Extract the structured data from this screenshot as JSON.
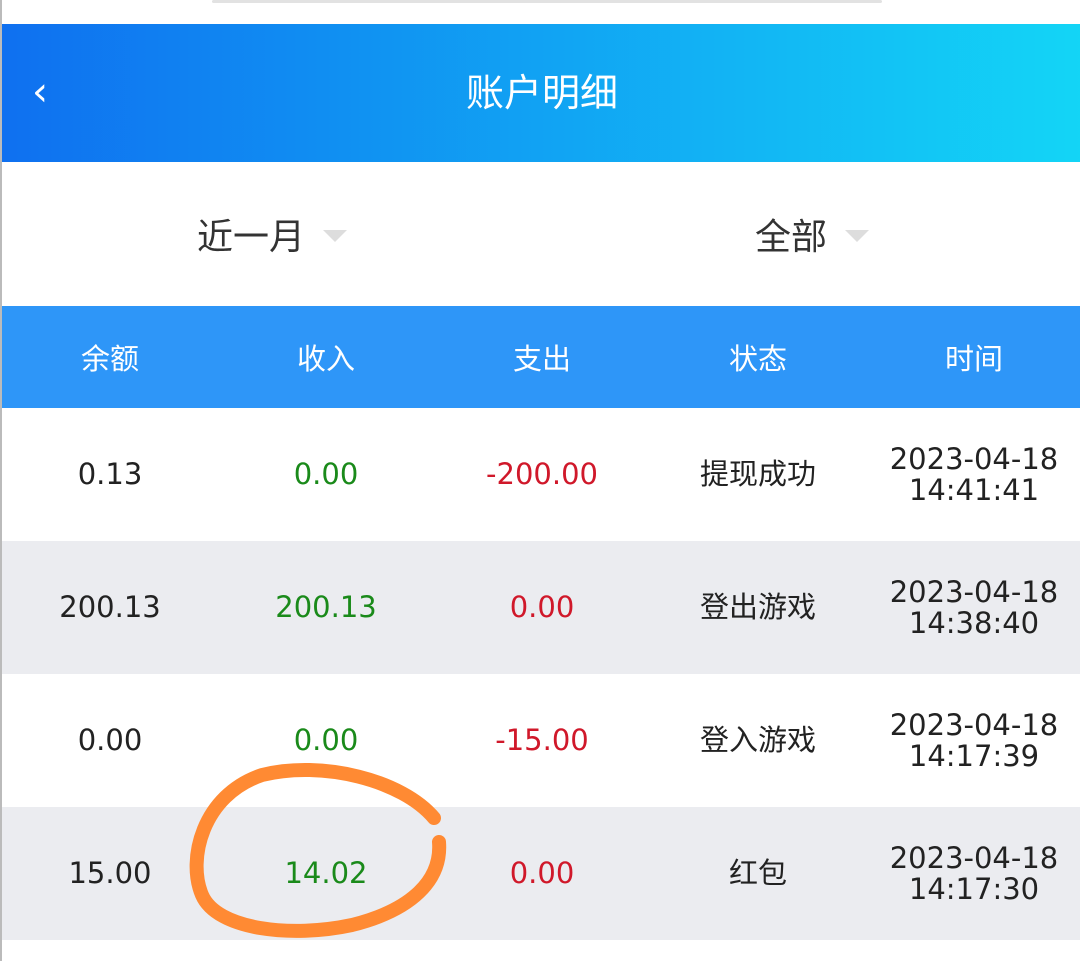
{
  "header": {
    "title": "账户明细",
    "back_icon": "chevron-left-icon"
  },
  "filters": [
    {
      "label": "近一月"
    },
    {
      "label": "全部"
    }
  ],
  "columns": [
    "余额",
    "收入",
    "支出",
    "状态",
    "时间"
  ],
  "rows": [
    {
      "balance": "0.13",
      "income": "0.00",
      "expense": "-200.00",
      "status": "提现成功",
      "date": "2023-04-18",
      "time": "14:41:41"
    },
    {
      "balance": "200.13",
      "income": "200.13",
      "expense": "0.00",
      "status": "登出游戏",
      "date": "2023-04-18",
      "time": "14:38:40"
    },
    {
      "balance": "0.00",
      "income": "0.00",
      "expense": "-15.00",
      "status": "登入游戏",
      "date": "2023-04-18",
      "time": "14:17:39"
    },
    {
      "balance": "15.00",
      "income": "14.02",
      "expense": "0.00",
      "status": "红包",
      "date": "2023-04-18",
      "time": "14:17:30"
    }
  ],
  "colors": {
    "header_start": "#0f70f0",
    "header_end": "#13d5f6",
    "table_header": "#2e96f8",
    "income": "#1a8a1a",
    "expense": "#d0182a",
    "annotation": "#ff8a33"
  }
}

▶ Brief:
Return nothing except the number of lines that include the string "income".

▶ Finished answer:
5